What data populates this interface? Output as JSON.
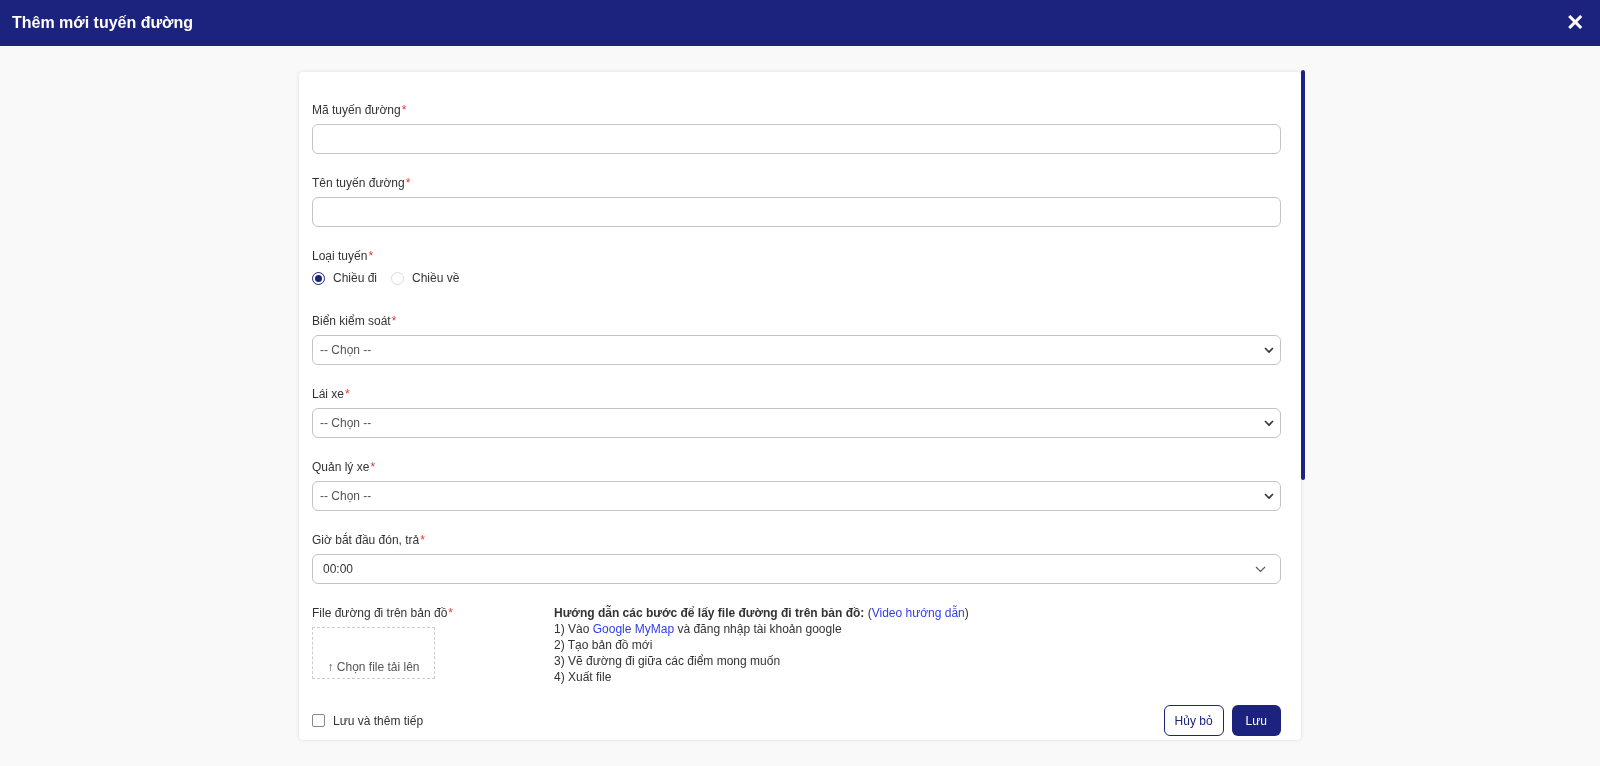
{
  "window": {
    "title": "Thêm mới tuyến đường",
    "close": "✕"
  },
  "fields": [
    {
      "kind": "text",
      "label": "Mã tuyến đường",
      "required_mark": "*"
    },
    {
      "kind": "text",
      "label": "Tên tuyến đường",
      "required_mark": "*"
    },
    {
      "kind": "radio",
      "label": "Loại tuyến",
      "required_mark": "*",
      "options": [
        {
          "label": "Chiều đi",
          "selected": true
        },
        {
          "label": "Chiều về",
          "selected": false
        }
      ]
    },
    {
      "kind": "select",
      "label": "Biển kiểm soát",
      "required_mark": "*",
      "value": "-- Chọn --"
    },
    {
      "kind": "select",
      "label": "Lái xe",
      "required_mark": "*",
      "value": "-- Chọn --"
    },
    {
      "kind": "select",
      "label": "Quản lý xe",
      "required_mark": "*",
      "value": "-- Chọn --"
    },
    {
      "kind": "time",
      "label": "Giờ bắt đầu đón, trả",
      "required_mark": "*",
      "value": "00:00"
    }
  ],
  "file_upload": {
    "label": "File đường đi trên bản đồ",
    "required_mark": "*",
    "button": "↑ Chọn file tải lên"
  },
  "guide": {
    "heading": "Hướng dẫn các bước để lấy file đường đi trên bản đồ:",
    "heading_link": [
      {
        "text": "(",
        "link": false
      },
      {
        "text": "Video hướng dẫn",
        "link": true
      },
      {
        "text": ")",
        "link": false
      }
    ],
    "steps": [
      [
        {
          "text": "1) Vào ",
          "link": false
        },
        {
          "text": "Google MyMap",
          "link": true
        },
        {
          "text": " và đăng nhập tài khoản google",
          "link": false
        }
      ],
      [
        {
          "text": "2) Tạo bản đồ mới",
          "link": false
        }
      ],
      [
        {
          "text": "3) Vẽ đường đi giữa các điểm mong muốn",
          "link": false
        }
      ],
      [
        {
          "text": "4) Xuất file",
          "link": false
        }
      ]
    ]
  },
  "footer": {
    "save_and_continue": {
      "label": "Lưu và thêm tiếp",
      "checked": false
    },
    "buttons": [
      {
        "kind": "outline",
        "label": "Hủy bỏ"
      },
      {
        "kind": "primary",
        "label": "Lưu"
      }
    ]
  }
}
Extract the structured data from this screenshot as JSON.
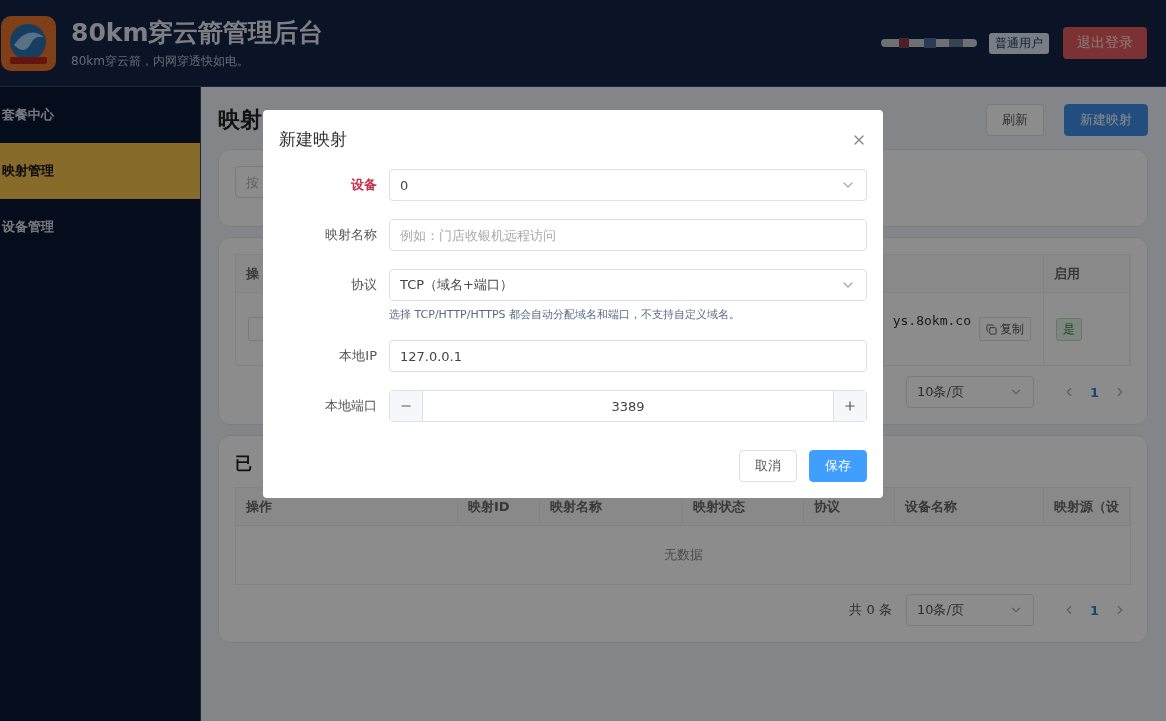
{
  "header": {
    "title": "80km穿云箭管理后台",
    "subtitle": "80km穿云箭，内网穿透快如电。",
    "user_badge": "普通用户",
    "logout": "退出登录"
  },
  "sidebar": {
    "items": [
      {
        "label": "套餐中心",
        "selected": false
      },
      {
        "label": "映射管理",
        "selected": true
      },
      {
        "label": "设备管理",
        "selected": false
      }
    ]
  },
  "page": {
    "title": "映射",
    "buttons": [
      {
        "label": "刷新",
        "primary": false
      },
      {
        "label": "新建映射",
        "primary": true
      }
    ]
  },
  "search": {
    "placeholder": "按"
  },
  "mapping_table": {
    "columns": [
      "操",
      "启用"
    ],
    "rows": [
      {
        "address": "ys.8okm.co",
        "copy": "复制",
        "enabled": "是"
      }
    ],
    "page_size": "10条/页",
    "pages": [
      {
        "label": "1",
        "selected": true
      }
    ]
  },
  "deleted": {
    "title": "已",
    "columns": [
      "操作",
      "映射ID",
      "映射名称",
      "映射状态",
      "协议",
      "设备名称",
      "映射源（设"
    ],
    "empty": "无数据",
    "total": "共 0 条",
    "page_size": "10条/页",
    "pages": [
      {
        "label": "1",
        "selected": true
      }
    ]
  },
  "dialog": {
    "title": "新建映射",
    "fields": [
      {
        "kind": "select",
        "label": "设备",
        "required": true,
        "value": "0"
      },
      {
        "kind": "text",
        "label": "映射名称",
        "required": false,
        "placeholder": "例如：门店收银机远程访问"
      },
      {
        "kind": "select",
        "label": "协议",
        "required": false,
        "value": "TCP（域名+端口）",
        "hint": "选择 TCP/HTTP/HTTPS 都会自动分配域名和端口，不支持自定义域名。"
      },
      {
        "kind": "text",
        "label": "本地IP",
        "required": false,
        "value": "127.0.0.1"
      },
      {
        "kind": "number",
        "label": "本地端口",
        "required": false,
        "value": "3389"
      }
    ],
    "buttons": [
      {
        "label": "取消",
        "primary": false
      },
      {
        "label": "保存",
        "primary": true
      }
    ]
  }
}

+--

Problem details: In the records above, how many lines contain the word "trên"? Give the number alone.

Result: 2